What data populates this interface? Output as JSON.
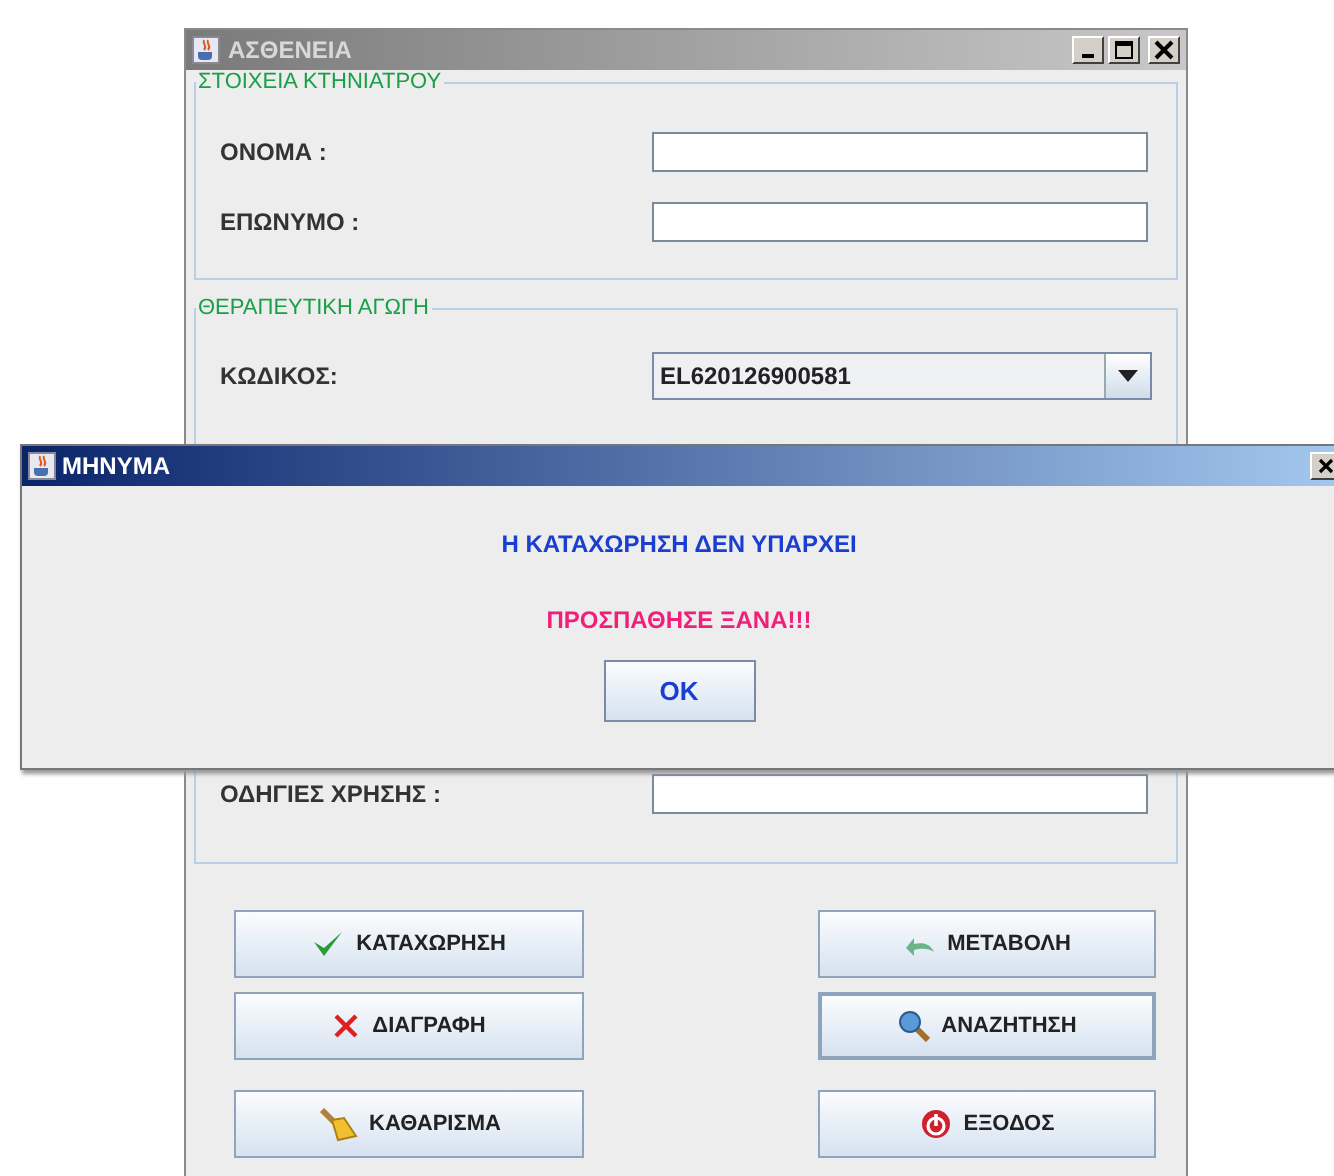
{
  "window": {
    "title": "ΑΣΘΕΝΕΙΑ",
    "active": false
  },
  "sections": [
    {
      "legend": "ΣΤΟΙΧΕΙΑ ΚΤΗΝΙΑΤΡΟΥ",
      "fields": [
        {
          "kind": "text",
          "label": "ΟΝΟΜΑ :"
        },
        {
          "kind": "text",
          "label": "ΕΠΩΝΥΜΟ :"
        }
      ]
    },
    {
      "legend": "ΘΕΡΑΠΕΥΤΙΚΗ ΑΓΩΓΗ",
      "fields": [
        {
          "kind": "combo",
          "label": "ΚΩΔΙΚΟΣ:",
          "value": "EL620126900581"
        },
        {
          "kind": "hidden"
        },
        {
          "kind": "text",
          "label": "ΟΔΗΓΙΕΣ ΧΡΗΣΗΣ :"
        }
      ]
    }
  ],
  "buttons": [
    "ΚΑΤΑΧΩΡΗΣΗ",
    "ΜΕΤΑΒΟΛΗ",
    "ΔΙΑΓΡΑΦΗ",
    "ΑΝΑΖΗΤΗΣΗ",
    "ΚΑΘΑΡΙΣΜΑ",
    "ΕΞΟΔΟΣ"
  ],
  "dialog": {
    "title": "ΜΗΝΥΜΑ",
    "message": "Η ΚΑΤΑΧΩΡΗΣΗ ΔΕΝ ΥΠΑΡΧΕΙ",
    "warning": "ΠΡΟΣΠΑΘΗΣΕ ΞΑΝΑ!!!",
    "button": "OK"
  }
}
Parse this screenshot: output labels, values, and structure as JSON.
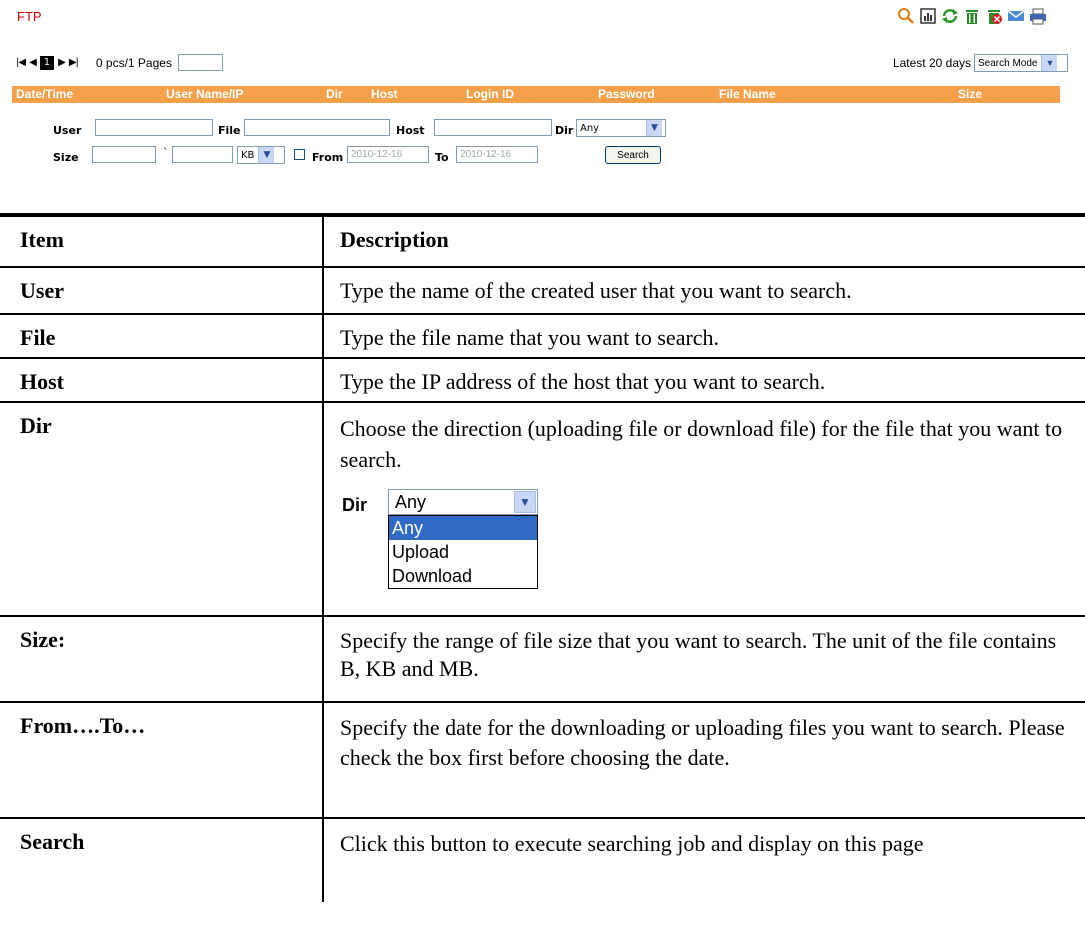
{
  "header": {
    "title": "FTP"
  },
  "toolbar": {
    "icons": [
      "search-icon",
      "export-icon",
      "refresh-icon",
      "delete-icon",
      "clear-icon",
      "mail-icon",
      "print-icon"
    ]
  },
  "pager": {
    "first": "|◀",
    "prev": "◀",
    "current": "1",
    "next": "▶",
    "last": "▶|",
    "info": "0 pcs/1 Pages",
    "page_input": ""
  },
  "latest": {
    "label": "Latest 20 days",
    "mode": "Search Mode"
  },
  "columns": [
    "Date/Time",
    "User Name/IP",
    "Dir",
    "Host",
    "Login ID",
    "Password",
    "File Name",
    "Size"
  ],
  "search_form": {
    "user_label": "User",
    "file_label": "File",
    "host_label": "Host",
    "dir_label": "Dir",
    "dir_value": "Any",
    "size_label": "Size",
    "size_sep": "`",
    "unit_value": "KB",
    "from_label": "From",
    "from_value": "2010-12-16",
    "to_label": "To",
    "to_value": "2010-12-16",
    "search_button": "Search"
  },
  "desc_table": {
    "header": [
      "Item",
      "Description"
    ],
    "rows": [
      {
        "item": "User",
        "desc": "Type the name of the created user that you want to search."
      },
      {
        "item": "File",
        "desc": "Type the file name that you want to search."
      },
      {
        "item": "Host",
        "desc": "Type the IP address of the host that you want to search."
      },
      {
        "item": "Dir",
        "desc": "Choose the direction (uploading file or download file) for the file that you want to search."
      },
      {
        "item": "Size:",
        "desc": "Specify the range of file size that you want to search. The unit of the file contains B, KB and MB."
      },
      {
        "item": "From….To…",
        "desc": "Specify the date for the downloading or uploading files you want to search. Please check the box first before choosing the date."
      },
      {
        "item": "Search",
        "desc": "Click this button to execute searching job and display on this page"
      }
    ],
    "dir_demo": {
      "label": "Dir",
      "value": "Any",
      "options": [
        "Any",
        "Upload",
        "Download"
      ]
    }
  },
  "colors": {
    "accent_bar": "#f5a04a",
    "title_red": "#cc0000"
  }
}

==========

Reply with only the number of lines in the entries that contain the word "ΚΑΤΑΧΩΡΗΣΗ".

[FINAL RESULT]:
2